= Brief =
Return each line of the material verbatim.

= Records supplied =
========
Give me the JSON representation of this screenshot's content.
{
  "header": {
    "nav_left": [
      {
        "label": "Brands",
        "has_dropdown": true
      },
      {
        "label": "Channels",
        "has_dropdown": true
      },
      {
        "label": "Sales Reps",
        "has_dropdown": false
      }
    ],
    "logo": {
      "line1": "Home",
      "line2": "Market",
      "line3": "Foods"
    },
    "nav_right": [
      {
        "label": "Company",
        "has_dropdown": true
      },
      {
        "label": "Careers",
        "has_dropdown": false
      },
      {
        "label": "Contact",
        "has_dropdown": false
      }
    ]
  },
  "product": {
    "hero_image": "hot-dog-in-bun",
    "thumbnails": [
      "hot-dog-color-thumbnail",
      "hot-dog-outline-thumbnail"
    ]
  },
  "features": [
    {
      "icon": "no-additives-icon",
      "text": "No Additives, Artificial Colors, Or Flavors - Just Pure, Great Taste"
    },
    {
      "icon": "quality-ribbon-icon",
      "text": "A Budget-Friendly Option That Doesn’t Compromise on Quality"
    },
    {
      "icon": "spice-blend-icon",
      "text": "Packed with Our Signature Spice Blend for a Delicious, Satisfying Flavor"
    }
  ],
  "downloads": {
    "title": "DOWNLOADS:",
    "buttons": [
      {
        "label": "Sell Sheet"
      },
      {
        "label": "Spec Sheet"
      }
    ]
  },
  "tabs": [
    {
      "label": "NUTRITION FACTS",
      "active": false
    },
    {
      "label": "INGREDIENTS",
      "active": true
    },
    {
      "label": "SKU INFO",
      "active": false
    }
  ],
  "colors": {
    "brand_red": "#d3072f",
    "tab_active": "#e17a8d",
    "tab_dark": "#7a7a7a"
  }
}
========
= Response to the task =
Give me the JSON representation of this screenshot's content.
{
  "header": {
    "nav_left": [
      {
        "label": "Brands",
        "has_dropdown": true
      },
      {
        "label": "Channels",
        "has_dropdown": true
      },
      {
        "label": "Sales Reps",
        "has_dropdown": false
      }
    ],
    "logo": {
      "line1": "Home",
      "line2": "Market",
      "line3": "Foods"
    },
    "nav_right": [
      {
        "label": "Company",
        "has_dropdown": true
      },
      {
        "label": "Careers",
        "has_dropdown": false
      },
      {
        "label": "Contact",
        "has_dropdown": false
      }
    ]
  },
  "product": {
    "hero_image": "hot-dog-in-bun",
    "thumbnails": [
      "hot-dog-color-thumbnail",
      "hot-dog-outline-thumbnail"
    ]
  },
  "features": [
    {
      "icon": "no-additives-icon",
      "text": "No Additives, Artificial Colors, Or Flavors - Just Pure, Great Taste"
    },
    {
      "icon": "quality-ribbon-icon",
      "text": "A Budget-Friendly Option That Doesn’t Compromise on Quality"
    },
    {
      "icon": "spice-blend-icon",
      "text": "Packed with Our Signature Spice Blend for a Delicious, Satisfying Flavor"
    }
  ],
  "downloads": {
    "title": "DOWNLOADS:",
    "buttons": [
      {
        "label": "Sell Sheet"
      },
      {
        "label": "Spec Sheet"
      }
    ]
  },
  "tabs": [
    {
      "label": "NUTRITION FACTS",
      "active": false
    },
    {
      "label": "INGREDIENTS",
      "active": true
    },
    {
      "label": "SKU INFO",
      "active": false
    }
  ],
  "colors": {
    "brand_red": "#d3072f",
    "tab_active": "#e17a8d",
    "tab_dark": "#7a7a7a"
  }
}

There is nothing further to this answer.